- [Instructions to follow]
Every record should be repeated exactly, except that pictures are left out.

BEGIN Information provided

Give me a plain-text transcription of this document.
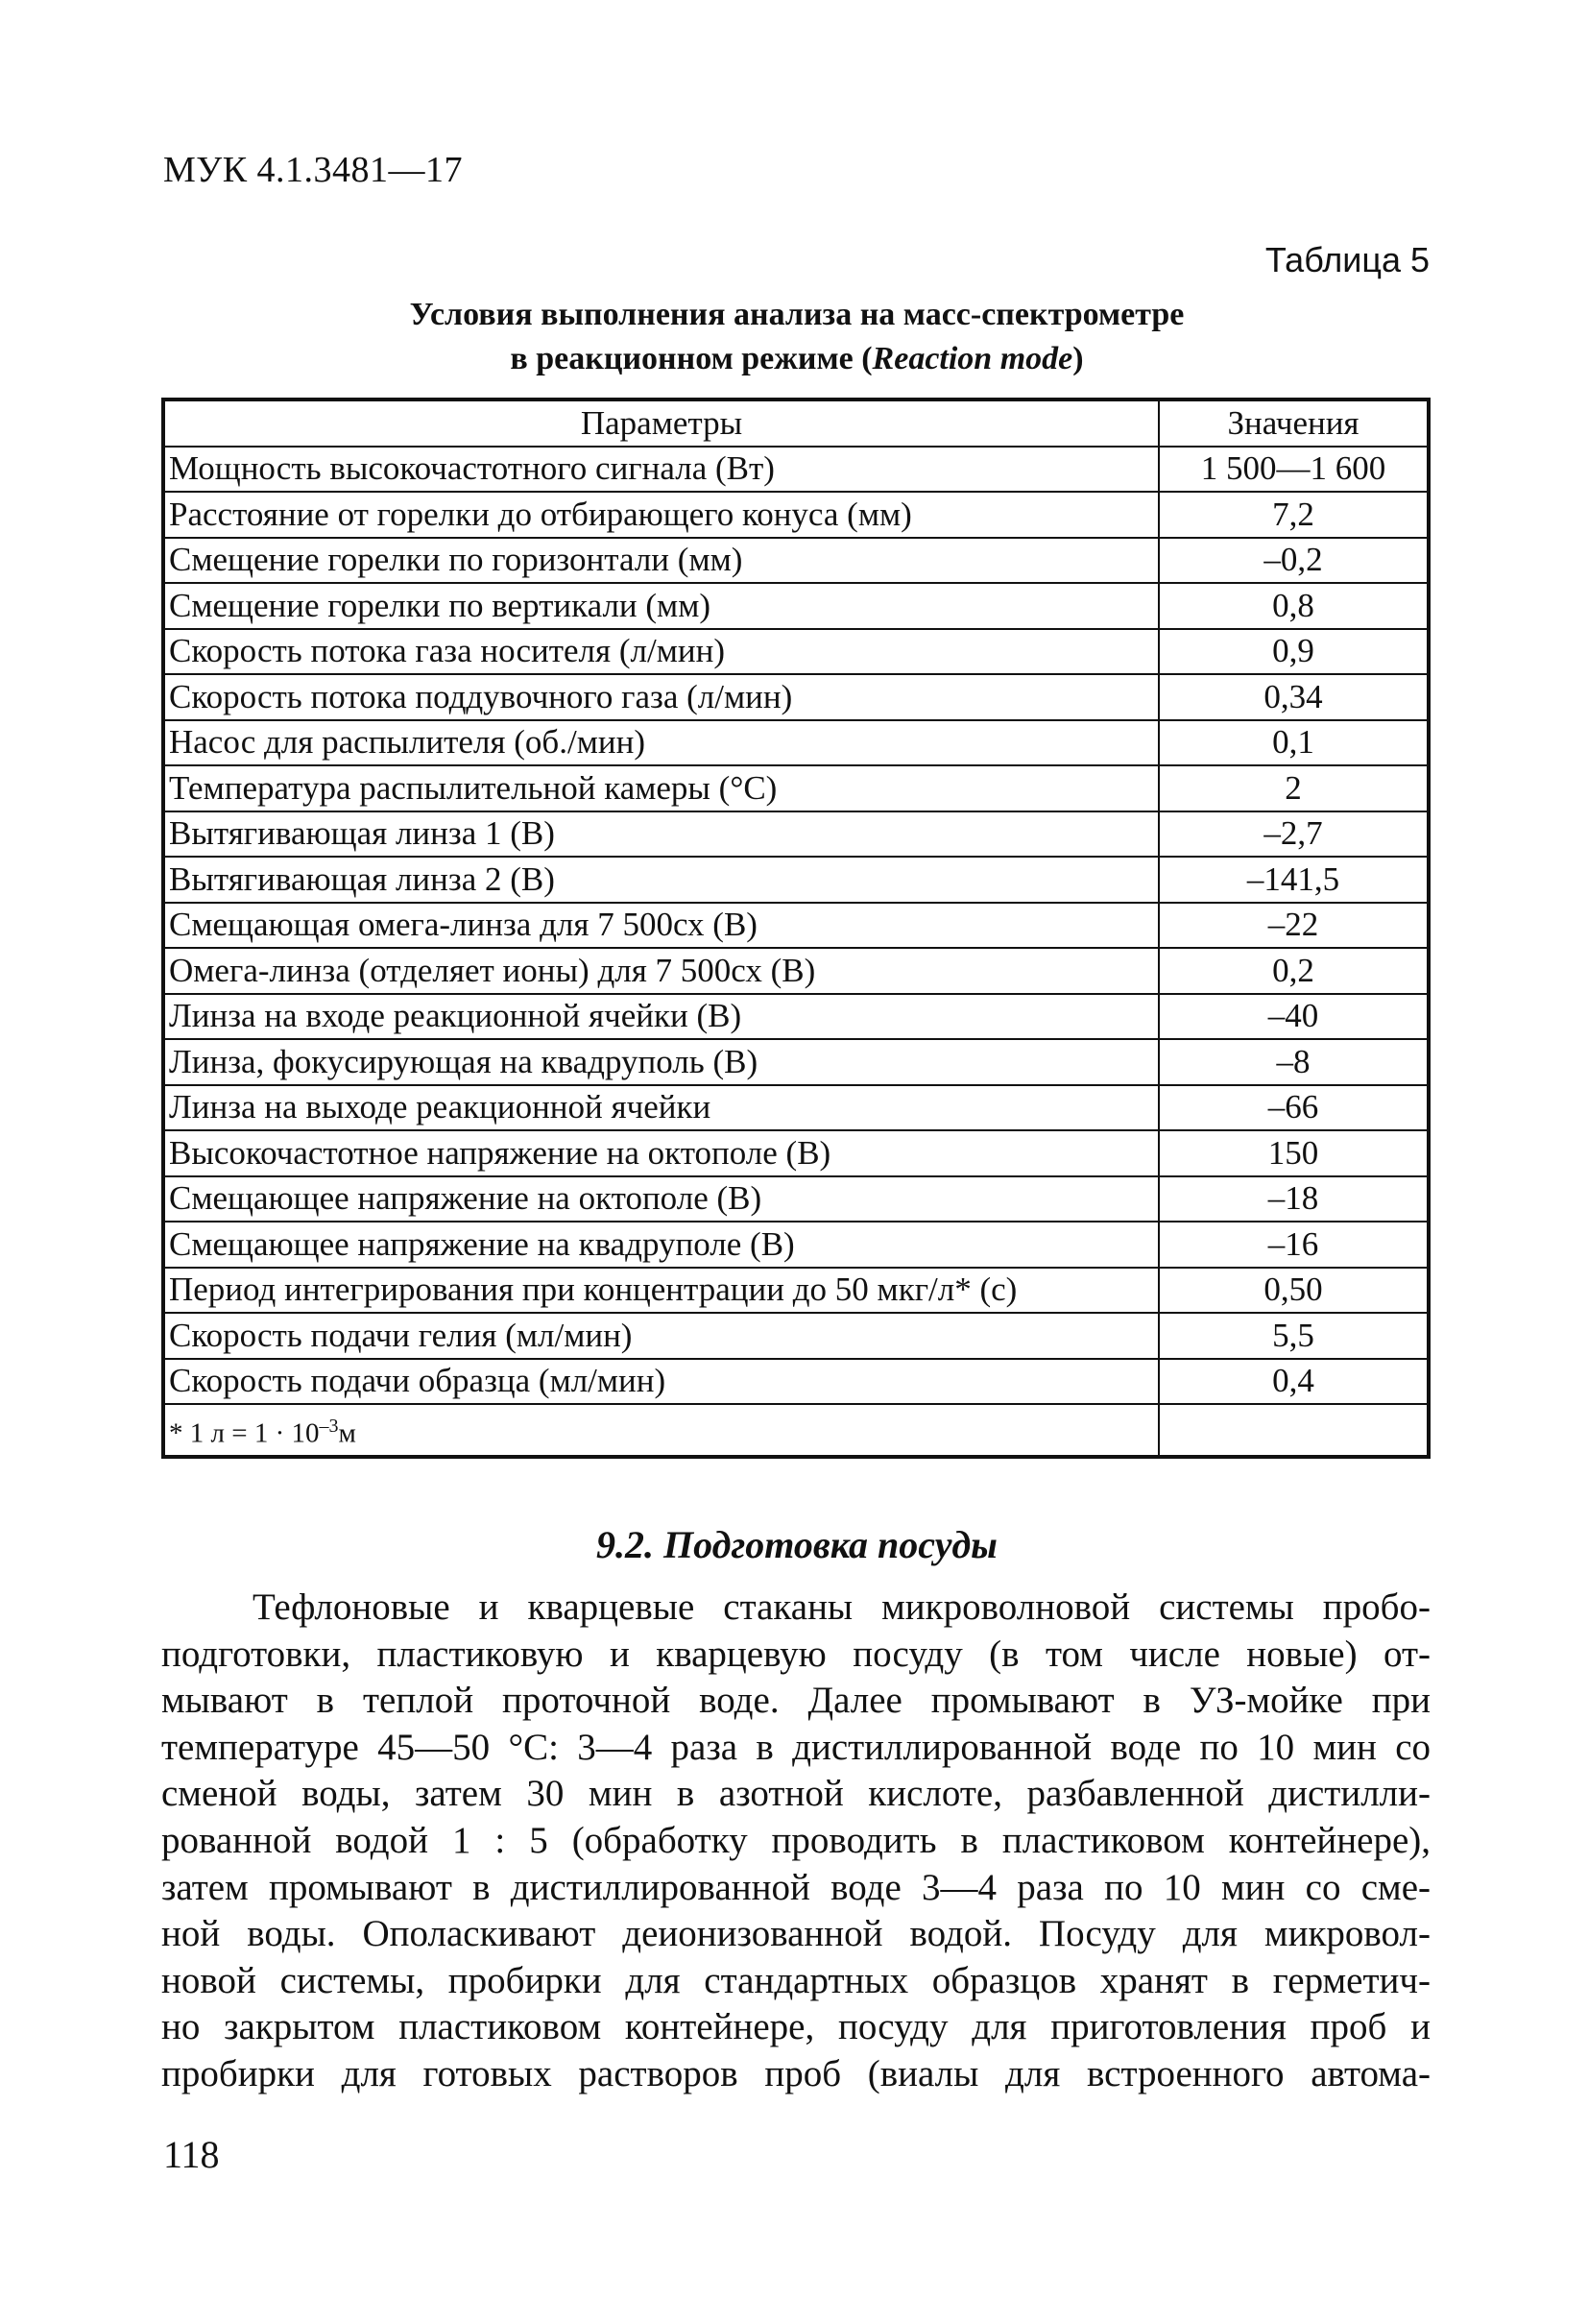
МУК 4.1.3481—17
Таблица 5
Условия выполнения анализа на масс-спектрометре
в реакционном режиме (Reaction mode)
Параметры	Значения
Мощность высокочастотного сигнала (Вт)	1 500—1 600
Расстояние от горелки до отбирающего конуса (мм)	7,2
Смещение горелки по горизонтали (мм)	–0,2
Смещение горелки по вертикали (мм)	0,8
Скорость потока газа носителя (л/мин)	0,9
Скорость потока поддувочного газа (л/мин)	0,34
Насос для распылителя (об./мин)	0,1
Температура распылительной камеры (°С)	2
Вытягивающая линза 1 (В)	–2,7
Вытягивающая линза 2 (В)	–141,5
Смещающая омега-линза для 7 500сх (В)	–22
Омега-линза (отделяет ионы) для 7 500сх (В)	0,2
Линза на входе реакционной ячейки (В)	–40
Линза, фокусирующая на квадруполь (В)	–8
Линза на выходе реакционной ячейки	–66
Высокочастотное напряжение на октополе (В)	150
Смещающее напряжение на октополе (В)	–18
Смещающее напряжение на квадруполе (В)	–16
Период интегрирования при концентрации до 50 мкг/л* (с)	0,50
Скорость подачи гелия (мл/мин)	5,5
Скорость подачи образца (мл/мин)	0,4
* 1 $л = 1 \cdot 10^{-3}м$	
9.2. Подготовка посуды
Тефлоновые и кварцевые стаканы микроволновой системы пробо-
подготовки, пластиковую и кварцевую посуду (в том числе новые) от-
мывают в теплой проточной воде. Далее промывают в УЗ-мойке при
температуре 45—50 °С: 3—4 раза в дистиллированной воде по 10 мин со
сменой воды, затем 30 мин в азотной кислоте, разбавленной дистилли-
рованной водой 1 : 5 (обработку проводить в пластиковом контейнере),
затем промывают в дистиллированной воде 3—4 раза по 10 мин со сме-
ной воды. Ополаскивают деионизованной водой. Посуду для микровол-
новой системы, пробирки для стандартных образцов хранят в герметич-
но закрытом пластиковом контейнере, посуду для приготовления проб и
пробирки для готовых растворов проб (виалы для встроенного автома-
118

END Information provided

- [Final result]
Give me a plain-text transcription of this document.
МУК 4.1.3481—17
Таблица 5
Условия выполнения анализа на масс-спектрометре
в реакционном режиме (Reaction mode)
Параметры	Значения
Мощность высокочастотного сигнала (Вт)	1 500—1 600
Расстояние от горелки до отбирающего конуса (мм)	7,2
Смещение горелки по горизонтали (мм)	–0,2
Смещение горелки по вертикали (мм)	0,8
Скорость потока газа носителя (л/мин)	0,9
Скорость потока поддувочного газа (л/мин)	0,34
Насос для распылителя (об./мин)	0,1
Температура распылительной камеры (°С)	2
Вытягивающая линза 1 (В)	–2,7
Вытягивающая линза 2 (В)	–141,5
Смещающая омега-линза для 7 500сх (В)	–22
Омега-линза (отделяет ионы) для 7 500сх (В)	0,2
Линза на входе реакционной ячейки (В)	–40
Линза, фокусирующая на квадруполь (В)	–8
Линза на выходе реакционной ячейки	–66
Высокочастотное напряжение на октополе (В)	150
Смещающее напряжение на октополе (В)	–18
Смещающее напряжение на квадруполе (В)	–16
Период интегрирования при концентрации до 50 мкг/л* (с)	0,50
Скорость подачи гелия (мл/мин)	5,5
Скорость подачи образца (мл/мин)	0,4
* 1 $л = 1 \cdot 10^{-3}м$	
9.2. Подготовка посуды
Тефлоновые и кварцевые стаканы микроволновой системы пробо-
подготовки, пластиковую и кварцевую посуду (в том числе новые) от-
мывают в теплой проточной воде. Далее промывают в УЗ-мойке при
температуре 45—50 °С: 3—4 раза в дистиллированной воде по 10 мин со
сменой воды, затем 30 мин в азотной кислоте, разбавленной дистилли-
рованной водой 1 : 5 (обработку проводить в пластиковом контейнере),
затем промывают в дистиллированной воде 3—4 раза по 10 мин со сме-
ной воды. Ополаскивают деионизованной водой. Посуду для микровол-
новой системы, пробирки для стандартных образцов хранят в герметич-
но закрытом пластиковом контейнере, посуду для приготовления проб и
пробирки для готовых растворов проб (виалы для встроенного автома-
118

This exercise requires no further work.